## YOUR OBJECTIVE
Extract the whole listing as it stands. Do not include the pictures.

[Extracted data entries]
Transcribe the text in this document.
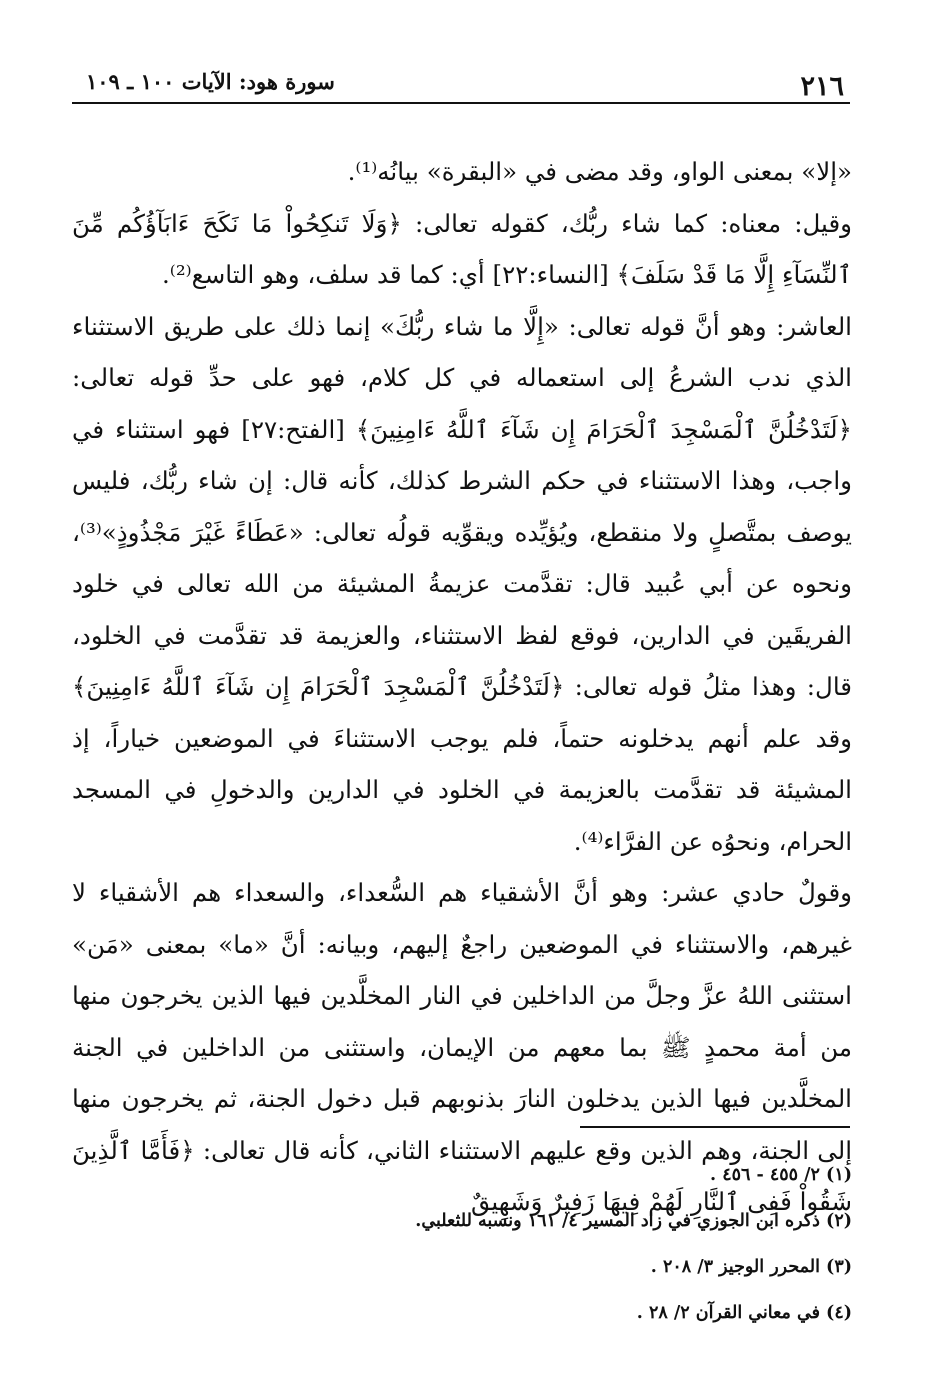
٢١٦
سورة هود: الآيات ١٠٠ ـ ١٠٩

«إلا» بمعنى الواو، وقد مضى في «البقرة» بيانُه⁽¹⁾.

وقيل: معناه: كما شاء ربُّك، كقوله تعالى: ﴿وَلَا تَنكِحُواْ مَا نَكَحَ ءَابَآؤُكُم مِّنَ ٱلنِّسَآءِ إِلَّا مَا قَدْ سَلَفَ﴾ [النساء:٢٢] أي: كما قد سلف، وهو التاسع⁽²⁾.

العاشر: وهو أنَّ قوله تعالى: «إِلَّا ما شاء ربُّكَ» إنما ذلك على طريق الاستثناء الذي ندب الشرعُ إلى استعماله في كل كلام، فهو على حدِّ قوله تعالى: ﴿لَتَدْخُلُنَّ ٱلْمَسْجِدَ ٱلْحَرَامَ إِن شَآءَ ٱللَّهُ ءَامِنِينَ﴾ [الفتح:٢٧] فهو استثناء في واجب، وهذا الاستثناء في حكم الشرط كذلك، كأنه قال: إن شاء ربُّك، فليس يوصف بمتَّصلٍ ولا منقطع، ويُؤيِّده ويقوِّيه قولُه تعالى: «عَطَاءً غَيْرَ مَجْذُوذٍ»⁽³⁾، ونحوه عن أبي عُبيد قال: تقدَّمت عزيمةُ المشيئة من الله تعالى في خلود الفريقَين في الدارين، فوقع لفظ الاستثناء، والعزيمة قد تقدَّمت في الخلود، قال: وهذا مثلُ قوله تعالى: ﴿لَتَدْخُلُنَّ ٱلْمَسْجِدَ ٱلْحَرَامَ إِن شَآءَ ٱللَّهُ ءَامِنِينَ﴾ وقد علم أنهم يدخلونه حتماً، فلم يوجب الاستثناءَ في الموضعين خياراً، إذ المشيئة قد تقدَّمت بالعزيمة في الخلود في الدارين والدخولِ في المسجد الحرام، ونحوُه عن الفرَّاء⁽⁴⁾.

وقولٌ حادي عشر: وهو أنَّ الأشقياء هم السُّعداء، والسعداء هم الأشقياء لا غيرهم، والاستثناء في الموضعين راجعٌ إليهم، وبيانه: أنَّ «ما» بمعنى «مَن» استثنى اللهُ عزَّ وجلَّ من الداخلين في النار المخلَّدين فيها الذين يخرجون منها من أمة محمدٍ ﷺ بما معهم من الإيمان، واستثنى من الداخلين في الجنة المخلَّدين فيها الذين يدخلون النارَ بذنوبهم قبل دخول الجنة، ثم يخرجون منها إلى الجنة، وهم الذين وقع عليهم الاستثناء الثاني، كأنه قال تعالى: ﴿فَأَمَّا ٱلَّذِينَ شَقُواْ فَفِى ٱلنَّارِ لَهُمْ فِيهَا زَفِيرٌ وَشَهِيقٌ

(١) ٢/ ٤٥٥ - ٤٥٦ .
(٢) ذكره ابن الجوزي في زاد المسير ٤/ ١٦١ ونسبه للثعلبي.
(٣) المحرر الوجيز ٣/ ٢٠٨ .
(٤) في معاني القرآن ٢/ ٢٨ .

## WRITTEN RESPONSE
Transcribe the text in this document.
٢١٦
سورة هود: الآيات ١٠٠ ـ ١٠٩

«إلا» بمعنى الواو، وقد مضى في «البقرة» بيانُه⁽¹⁾.

وقيل: معناه: كما شاء ربُّك، كقوله تعالى: ﴿وَلَا تَنكِحُواْ مَا نَكَحَ ءَابَآؤُكُم مِّنَ ٱلنِّسَآءِ إِلَّا مَا قَدْ سَلَفَ﴾ [النساء:٢٢] أي: كما قد سلف، وهو التاسع⁽²⁾.

العاشر: وهو أنَّ قوله تعالى: «إِلَّا ما شاء ربُّكَ» إنما ذلك على طريق الاستثناء الذي ندب الشرعُ إلى استعماله في كل كلام، فهو على حدِّ قوله تعالى: ﴿لَتَدْخُلُنَّ ٱلْمَسْجِدَ ٱلْحَرَامَ إِن شَآءَ ٱللَّهُ ءَامِنِينَ﴾ [الفتح:٢٧] فهو استثناء في واجب، وهذا الاستثناء في حكم الشرط كذلك، كأنه قال: إن شاء ربُّك، فليس يوصف بمتَّصلٍ ولا منقطع، ويُؤيِّده ويقوِّيه قولُه تعالى: «عَطَاءً غَيْرَ مَجْذُوذٍ»⁽³⁾، ونحوه عن أبي عُبيد قال: تقدَّمت عزيمةُ المشيئة من الله تعالى في خلود الفريقَين في الدارين، فوقع لفظ الاستثناء، والعزيمة قد تقدَّمت في الخلود، قال: وهذا مثلُ قوله تعالى: ﴿لَتَدْخُلُنَّ ٱلْمَسْجِدَ ٱلْحَرَامَ إِن شَآءَ ٱللَّهُ ءَامِنِينَ﴾ وقد علم أنهم يدخلونه حتماً، فلم يوجب الاستثناءَ في الموضعين خياراً، إذ المشيئة قد تقدَّمت بالعزيمة في الخلود في الدارين والدخولِ في المسجد الحرام، ونحوُه عن الفرَّاء⁽⁴⁾.

وقولٌ حادي عشر: وهو أنَّ الأشقياء هم السُّعداء، والسعداء هم الأشقياء لا غيرهم، والاستثناء في الموضعين راجعٌ إليهم، وبيانه: أنَّ «ما» بمعنى «مَن» استثنى اللهُ عزَّ وجلَّ من الداخلين في النار المخلَّدين فيها الذين يخرجون منها من أمة محمدٍ ﷺ بما معهم من الإيمان، واستثنى من الداخلين في الجنة المخلَّدين فيها الذين يدخلون النارَ بذنوبهم قبل دخول الجنة، ثم يخرجون منها إلى الجنة، وهم الذين وقع عليهم الاستثناء الثاني، كأنه قال تعالى: ﴿فَأَمَّا ٱلَّذِينَ شَقُواْ فَفِى ٱلنَّارِ لَهُمْ فِيهَا زَفِيرٌ وَشَهِيقٌ

(١) ٢/ ٤٥٥ - ٤٥٦ .
(٢) ذكره ابن الجوزي في زاد المسير ٤/ ١٦١ ونسبه للثعلبي.
(٣) المحرر الوجيز ٣/ ٢٠٨ .
(٤) في معاني القرآن ٢/ ٢٨ .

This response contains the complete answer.